>> Start

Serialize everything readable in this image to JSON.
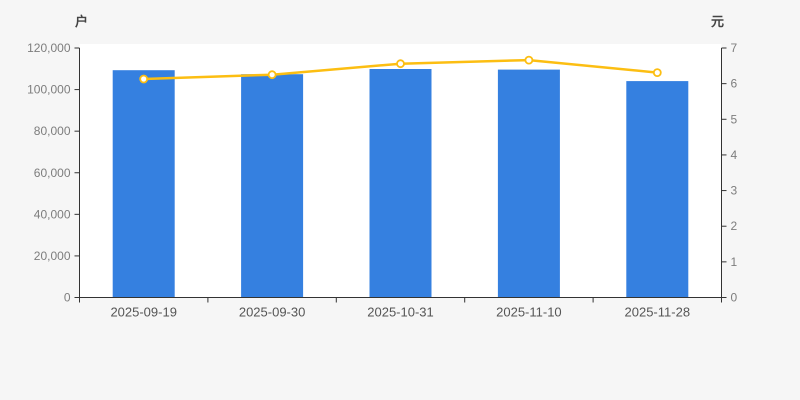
{
  "chart_data": {
    "type": "bar",
    "subtype": "bar-and-line-dual-axis",
    "categories": [
      "2025-09-19",
      "2025-09-30",
      "2025-10-31",
      "2025-11-10",
      "2025-11-28"
    ],
    "series": [
      {
        "id": "bar-series",
        "type": "bar",
        "axis": "left",
        "color": "#3580e0",
        "values": [
          109300,
          107400,
          109900,
          109600,
          104100
        ]
      },
      {
        "id": "line-series",
        "type": "line",
        "axis": "right",
        "color": "#fcbe12",
        "marker": "hollow-circle",
        "marker_fill": "#ffffff",
        "values": [
          6.13,
          6.25,
          6.56,
          6.66,
          6.31
        ]
      }
    ],
    "left_axis": {
      "unit_label": "户",
      "min": 0,
      "max": 120000,
      "step": 20000,
      "tick_labels": [
        "0",
        "20,000",
        "40,000",
        "60,000",
        "80,000",
        "100,000",
        "120,000"
      ]
    },
    "right_axis": {
      "unit_label": "元",
      "min": 0,
      "max": 7,
      "step": 1,
      "tick_labels": [
        "0",
        "1",
        "2",
        "3",
        "4",
        "5",
        "6",
        "7"
      ]
    },
    "grid": false,
    "legend": "none",
    "plot_background": "#ffffff",
    "page_background": "#f6f6f6",
    "axis_line_color": "#333333",
    "y_tick_label_color": "#7d7d7d",
    "x_tick_label_color": "#555555",
    "unit_label_color": "#444444"
  }
}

>> End

§ **WHAT IS ASKED**
Transcribe the full listing above exactly, with the images removed.

§ **THE RESPONSE**
Serialize everything readable in this image to JSON.
{
  "chart_data": {
    "type": "bar",
    "subtype": "bar-and-line-dual-axis",
    "categories": [
      "2025-09-19",
      "2025-09-30",
      "2025-10-31",
      "2025-11-10",
      "2025-11-28"
    ],
    "series": [
      {
        "id": "bar-series",
        "type": "bar",
        "axis": "left",
        "color": "#3580e0",
        "values": [
          109300,
          107400,
          109900,
          109600,
          104100
        ]
      },
      {
        "id": "line-series",
        "type": "line",
        "axis": "right",
        "color": "#fcbe12",
        "marker": "hollow-circle",
        "marker_fill": "#ffffff",
        "values": [
          6.13,
          6.25,
          6.56,
          6.66,
          6.31
        ]
      }
    ],
    "left_axis": {
      "unit_label": "户",
      "min": 0,
      "max": 120000,
      "step": 20000,
      "tick_labels": [
        "0",
        "20,000",
        "40,000",
        "60,000",
        "80,000",
        "100,000",
        "120,000"
      ]
    },
    "right_axis": {
      "unit_label": "元",
      "min": 0,
      "max": 7,
      "step": 1,
      "tick_labels": [
        "0",
        "1",
        "2",
        "3",
        "4",
        "5",
        "6",
        "7"
      ]
    },
    "grid": false,
    "legend": "none",
    "plot_background": "#ffffff",
    "page_background": "#f6f6f6",
    "axis_line_color": "#333333",
    "y_tick_label_color": "#7d7d7d",
    "x_tick_label_color": "#555555",
    "unit_label_color": "#444444"
  }
}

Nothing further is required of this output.